**Request**:
A single number is the answer here: how many lines of the entries contain "JSON"?

***

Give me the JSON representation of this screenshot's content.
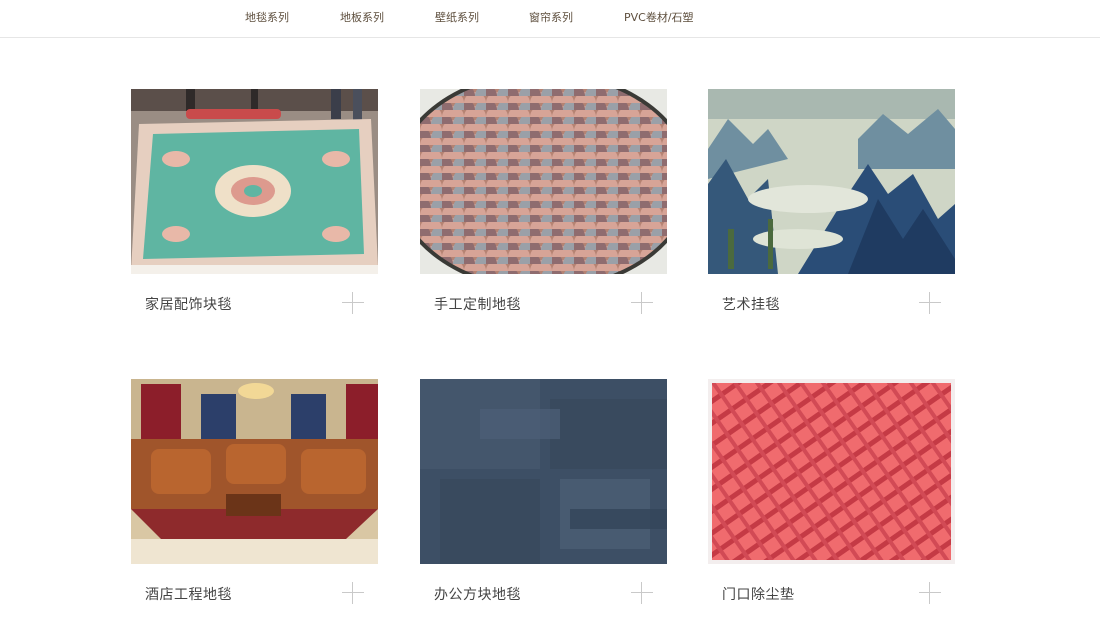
{
  "nav": {
    "items": [
      {
        "label": "地毯系列"
      },
      {
        "label": "地板系列"
      },
      {
        "label": "壁纸系列"
      },
      {
        "label": "窗帘系列"
      },
      {
        "label": "PVC卷材/石塑"
      }
    ]
  },
  "products": [
    {
      "title": "家居配饰块毯",
      "image": "persian-rug-photo"
    },
    {
      "title": "手工定制地毯",
      "image": "round-scale-pattern-rug-photo"
    },
    {
      "title": "艺术挂毯",
      "image": "mountain-landscape-tapestry-photo"
    },
    {
      "title": "酒店工程地毯",
      "image": "hotel-lobby-sofa-rug-photo"
    },
    {
      "title": "办公方块地毯",
      "image": "blue-carpet-tile-photo"
    },
    {
      "title": "门口除尘垫",
      "image": "red-entrance-mat-photo"
    }
  ],
  "colors": {
    "nav_text": "#5e4f3e",
    "caption_text": "#444444",
    "plus_icon": "#c9c9c9",
    "divider": "#e6e6e6"
  }
}
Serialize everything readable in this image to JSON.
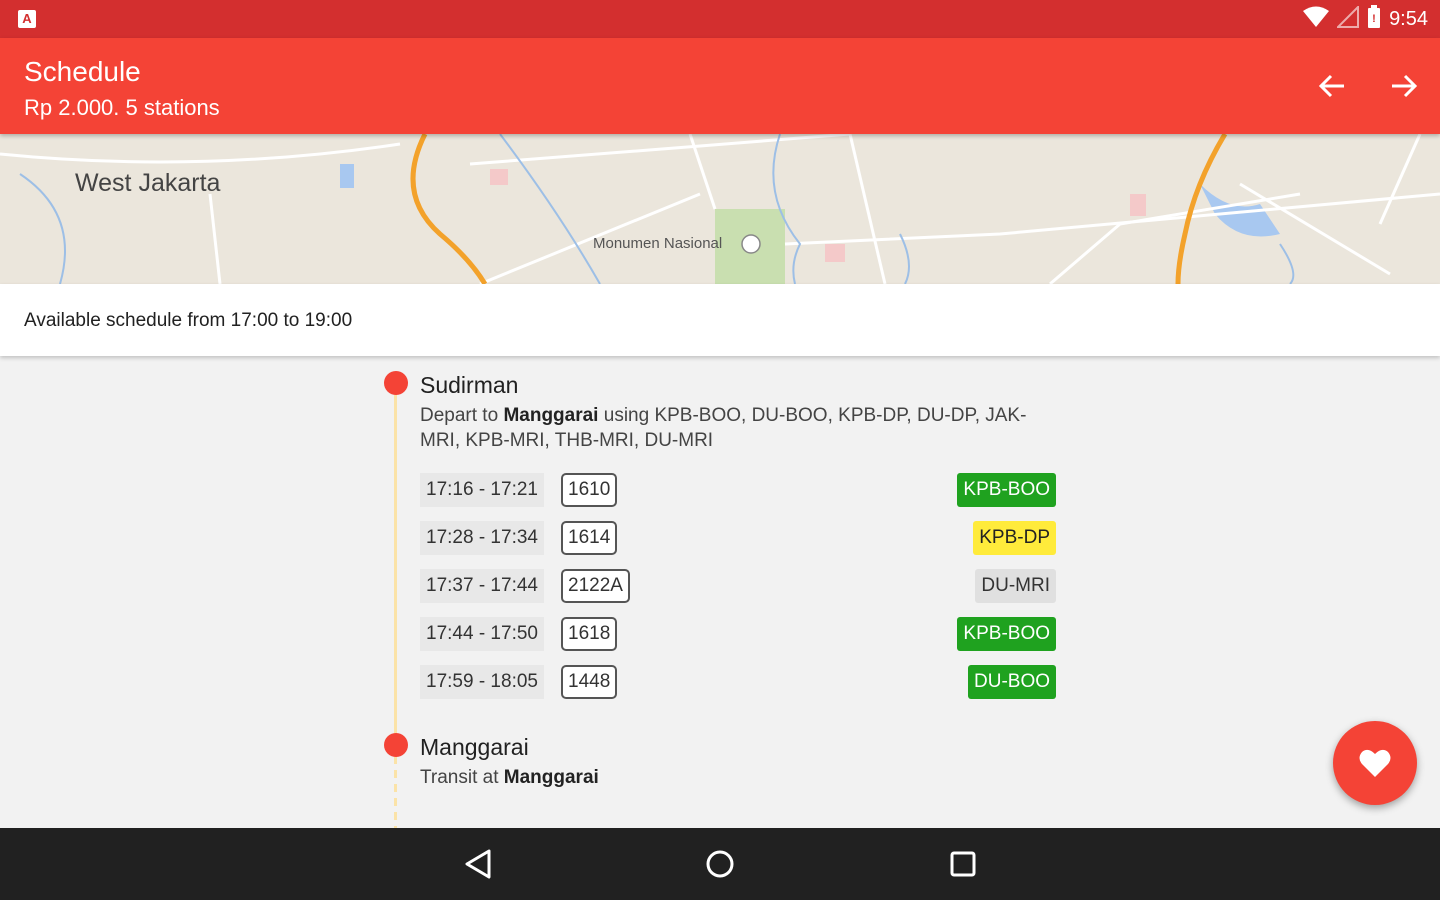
{
  "status_bar": {
    "time": "9:54",
    "icons": [
      "app-notification-icon",
      "wifi-icon",
      "signal-icon",
      "battery-icon"
    ]
  },
  "app_bar": {
    "title": "Schedule",
    "subtitle": "Rp 2.000. 5 stations",
    "actions": [
      "arrow-back-icon",
      "arrow-forward-icon"
    ]
  },
  "map": {
    "labels": {
      "city": "West Jakarta",
      "poi": "Monumen Nasional"
    }
  },
  "info": {
    "text": "Available schedule from 17:00 to 19:00"
  },
  "stations": [
    {
      "name": "Sudirman",
      "desc_prefix": "Depart to ",
      "desc_bold": "Manggarai",
      "desc_suffix": " using KPB-BOO, DU-BOO, KPB-DP, DU-DP, JAK-MRI, KPB-MRI, THB-MRI, DU-MRI"
    },
    {
      "name": "Manggarai",
      "desc_prefix": "Transit at ",
      "desc_bold": "Manggarai",
      "desc_suffix": ""
    }
  ],
  "trips": [
    {
      "time": "17:16 - 17:21",
      "train": "1610",
      "route": "KPB-BOO",
      "route_bg": "#1fa21f",
      "route_fg": "#ffffff"
    },
    {
      "time": "17:28 - 17:34",
      "train": "1614",
      "route": "KPB-DP",
      "route_bg": "#ffeb3b",
      "route_fg": "#222222"
    },
    {
      "time": "17:37 - 17:44",
      "train": "2122A",
      "route": "DU-MRI",
      "route_bg": "#e0e0e0",
      "route_fg": "#333333"
    },
    {
      "time": "17:44 - 17:50",
      "train": "1618",
      "route": "KPB-BOO",
      "route_bg": "#1fa21f",
      "route_fg": "#ffffff"
    },
    {
      "time": "17:59 - 18:05",
      "train": "1448",
      "route": "DU-BOO",
      "route_bg": "#1fa21f",
      "route_fg": "#ffffff"
    }
  ],
  "fab": {
    "icon": "heart-icon"
  },
  "nav_bar": {
    "buttons": [
      "back-icon",
      "home-icon",
      "recents-icon"
    ]
  },
  "colors": {
    "primary": "#f44336",
    "primary_dark": "#d32f2f",
    "timeline": "#fbe3a8"
  }
}
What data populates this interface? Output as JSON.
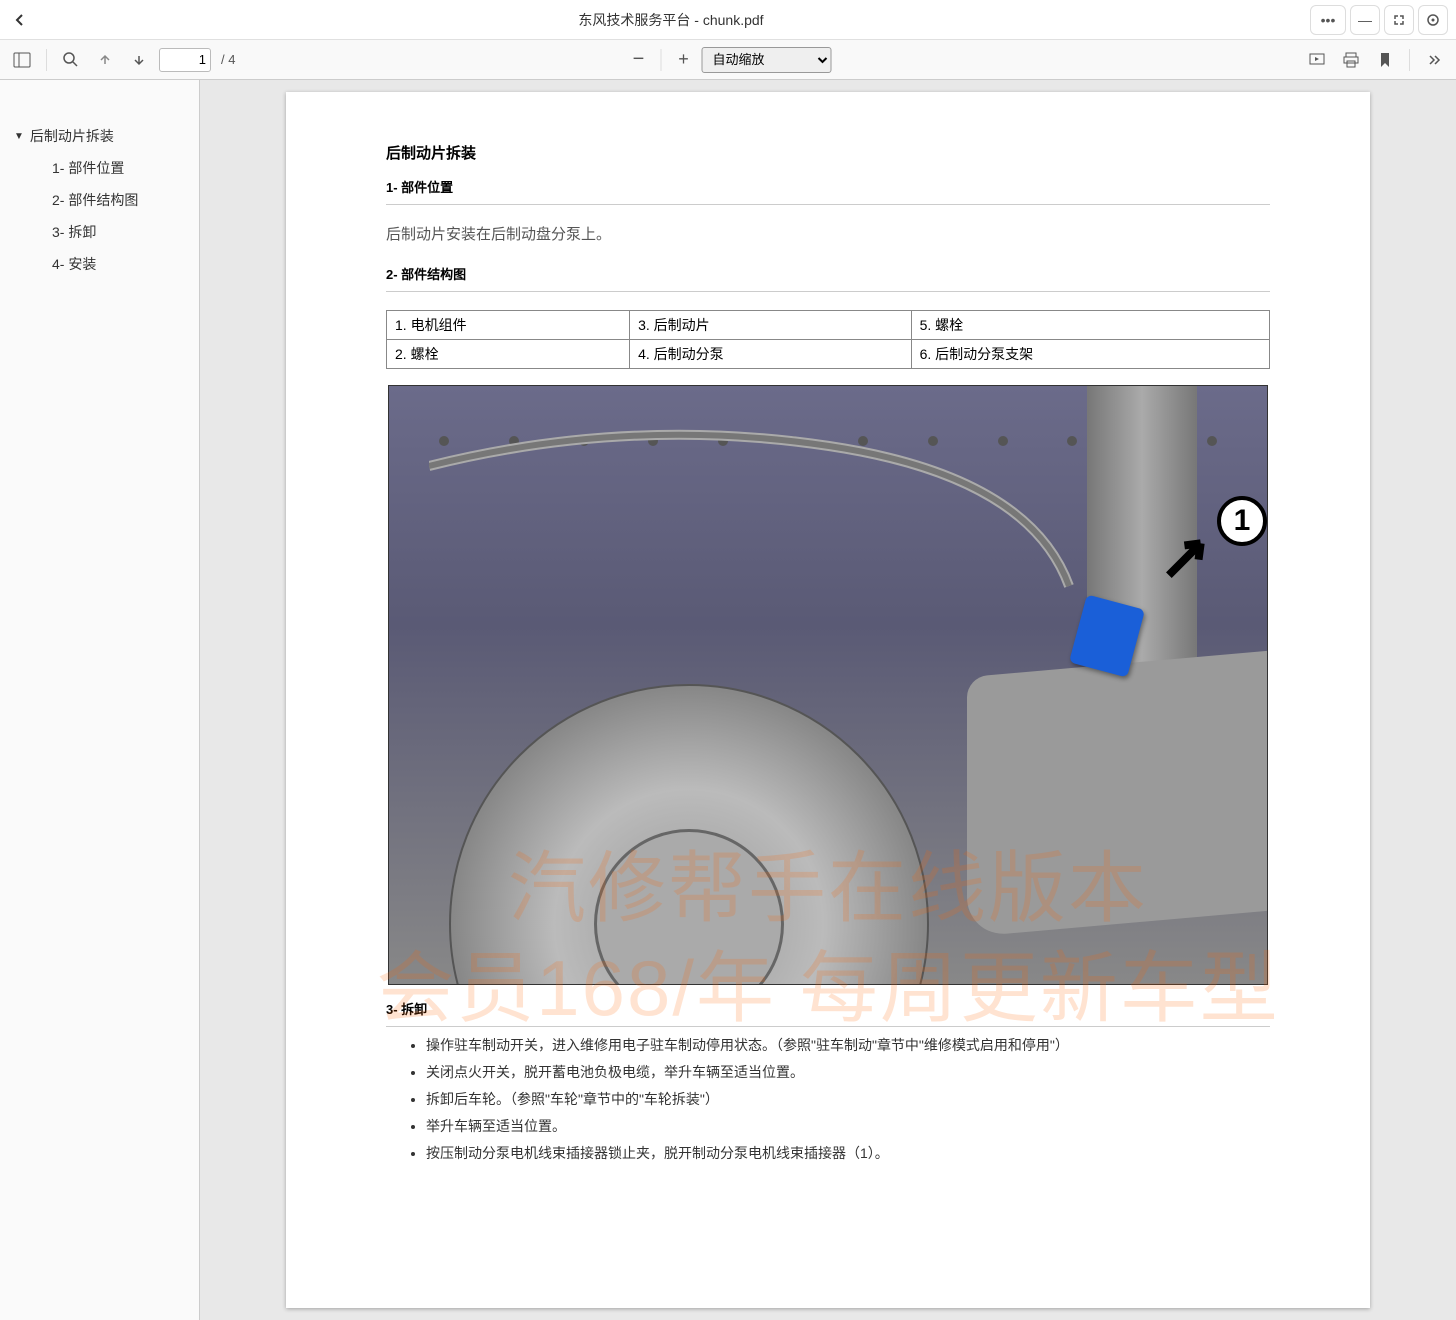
{
  "window": {
    "title": "东风技术服务平台 - chunk.pdf"
  },
  "toolbar": {
    "page_current": "1",
    "page_total": "/ 4",
    "zoom_label": "自动缩放"
  },
  "outline": {
    "root": "后制动片拆装",
    "items": [
      "1- 部件位置",
      "2- 部件结构图",
      "3- 拆卸",
      "4- 安装"
    ]
  },
  "doc": {
    "title": "后制动片拆装",
    "h2_1": "1- 部件位置",
    "p1": "后制动片安装在后制动盘分泵上。",
    "h2_2": "2- 部件结构图",
    "table": {
      "r1c1": "1. 电机组件",
      "r1c2": "3. 后制动片",
      "r1c3": "5. 螺栓",
      "r2c1": "2. 螺栓",
      "r2c2": "4. 后制动分泵",
      "r2c3": "6. 后制动分泵支架"
    },
    "callout1": "1",
    "h2_3": "3- 拆卸",
    "steps": [
      "操作驻车制动开关，进入维修用电子驻车制动停用状态。（参照\"驻车制动\"章节中\"维修模式启用和停用\"）",
      "关闭点火开关，脱开蓄电池负极电缆，举升车辆至适当位置。",
      "拆卸后车轮。（参照\"车轮\"章节中的\"车轮拆装\"）",
      "举升车辆至适当位置。",
      "按压制动分泵电机线束插接器锁止夹，脱开制动分泵电机线束插接器（1）。"
    ],
    "watermark1": "汽修帮手在线版本",
    "watermark2": "会员168/年 每周更新车型"
  }
}
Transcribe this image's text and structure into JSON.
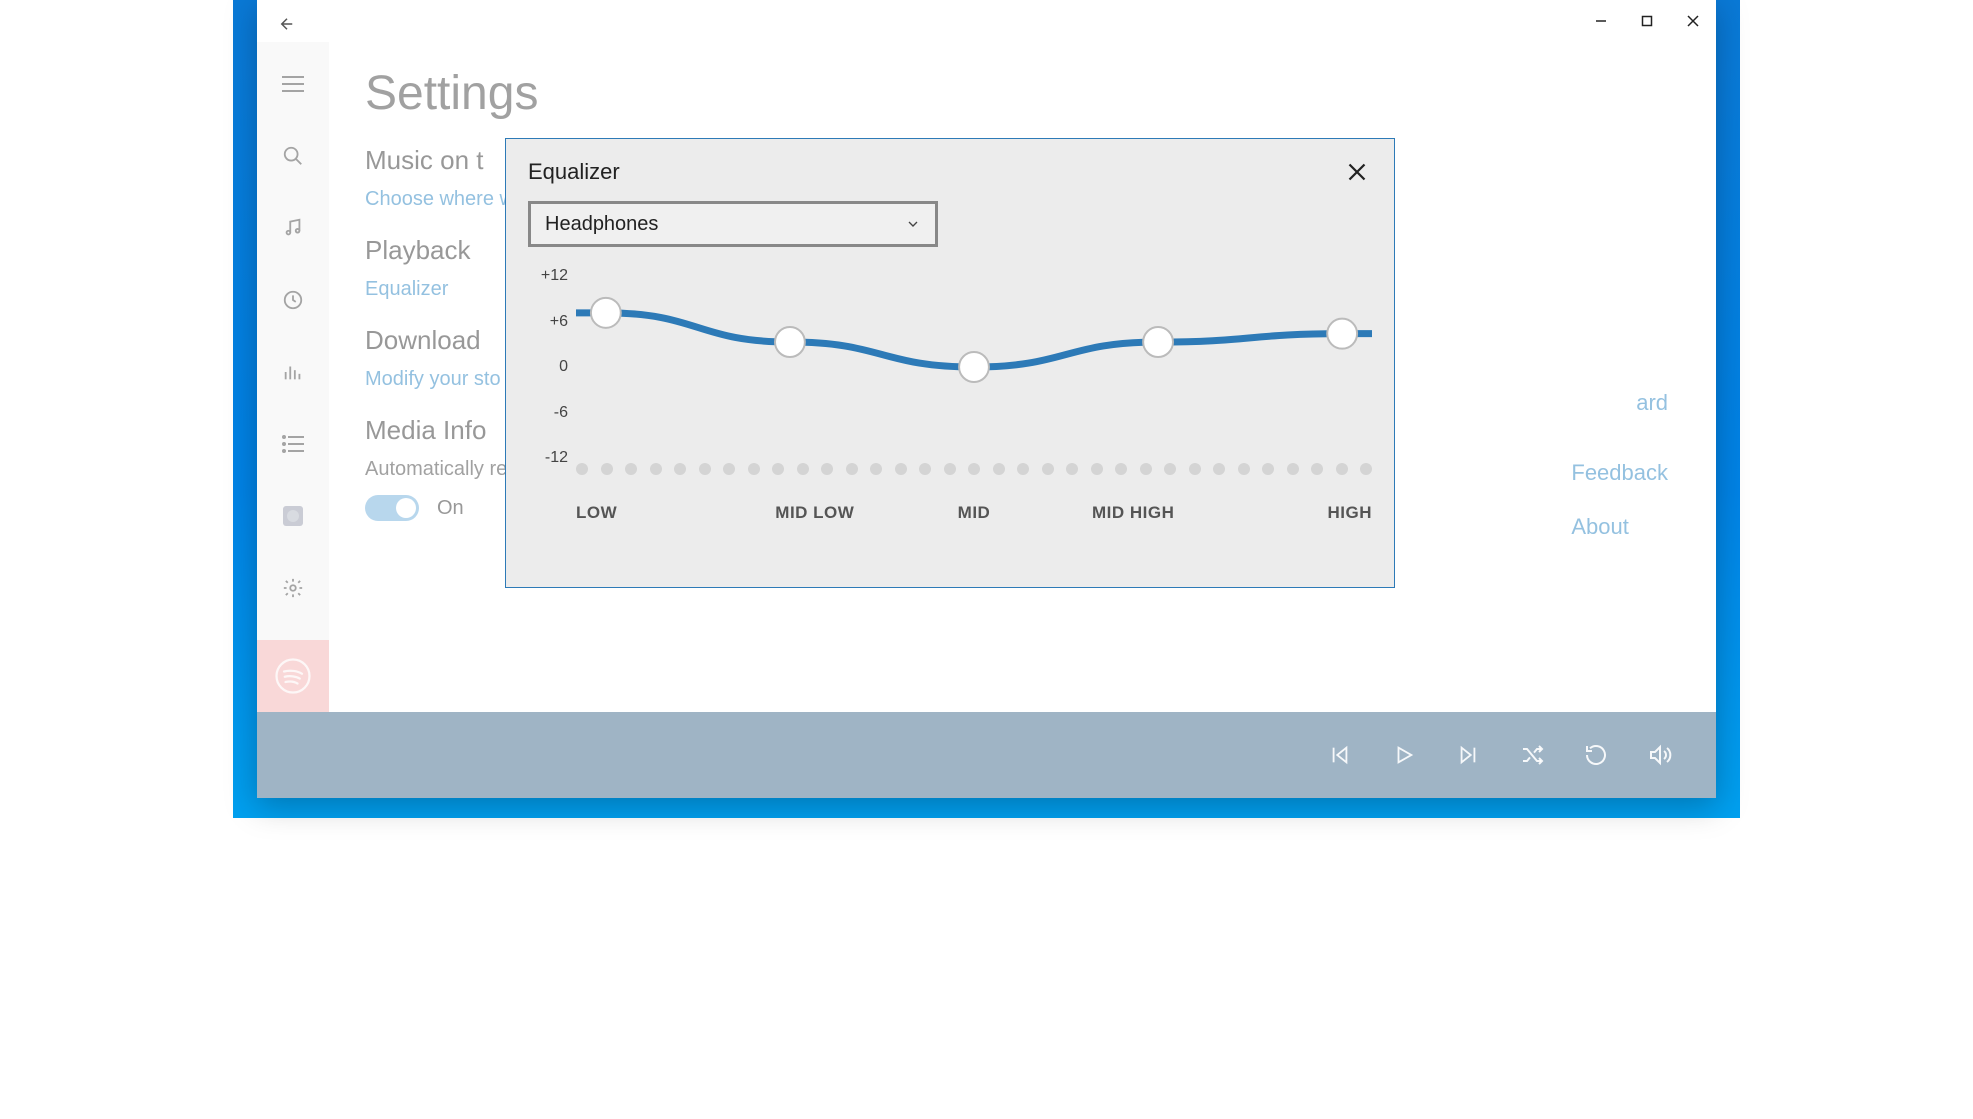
{
  "page": {
    "title": "Settings",
    "sections": {
      "music": {
        "heading": "Music on t",
        "link": "Choose where w"
      },
      "playback": {
        "heading": "Playback",
        "link": "Equalizer"
      },
      "downloads": {
        "heading": "Download",
        "link": "Modify your sto",
        "right_hint": "ard"
      },
      "media_info": {
        "heading": "Media Info",
        "sub": "Automatically re",
        "toggle_state": "On"
      }
    },
    "right_links": {
      "feedback": "Feedback",
      "about": "About"
    }
  },
  "modal": {
    "title": "Equalizer",
    "preset": "Headphones"
  },
  "chart_data": {
    "type": "line",
    "title": "Equalizer",
    "xlabel": "",
    "ylabel": "",
    "ylim": [
      -12,
      12
    ],
    "y_ticks": [
      "+12",
      "+6",
      "0",
      "-6",
      "-12"
    ],
    "categories": [
      "LOW",
      "MID LOW",
      "MID",
      "MID HIGH",
      "HIGH"
    ],
    "values": [
      6.5,
      3,
      0,
      3,
      4
    ]
  },
  "accent_color": "#2d7ab7"
}
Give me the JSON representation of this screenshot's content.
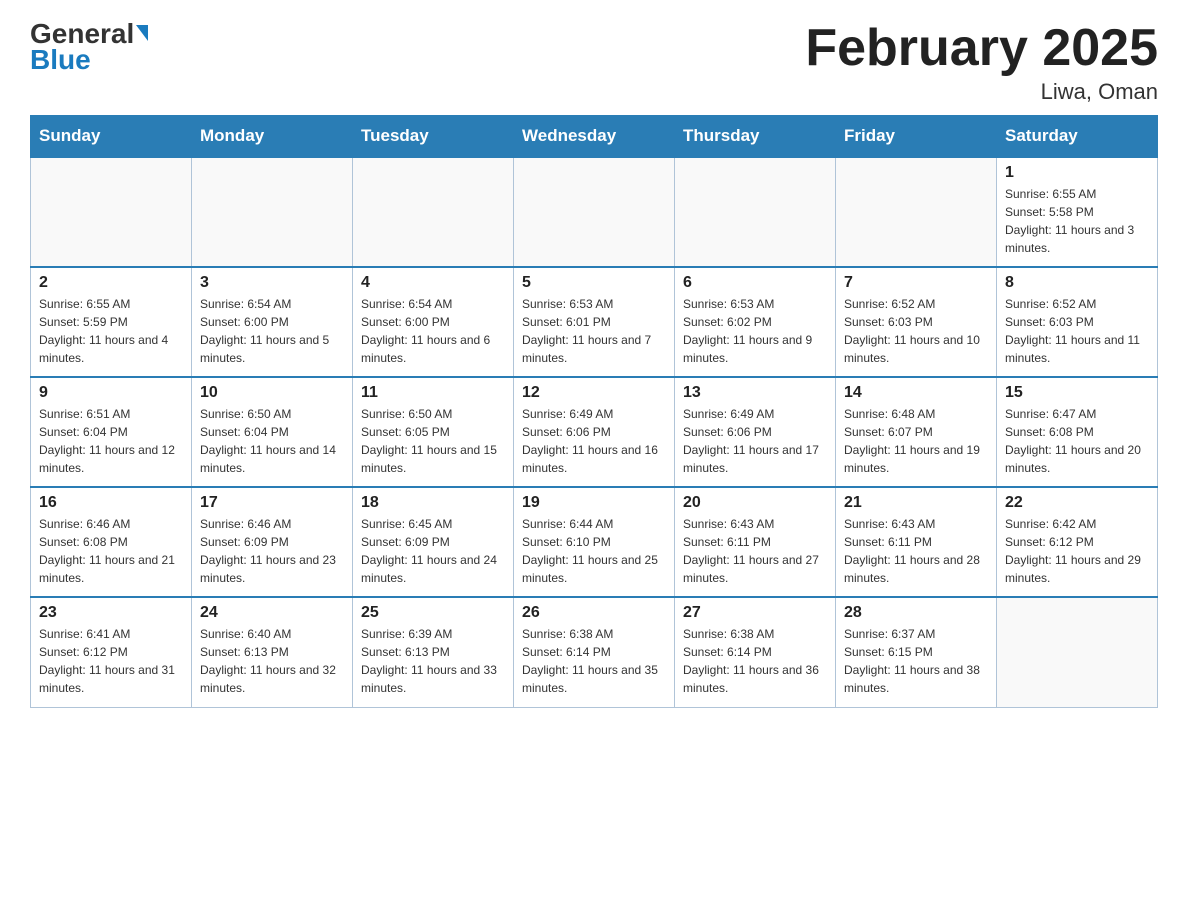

***

**Exercise solution**:
5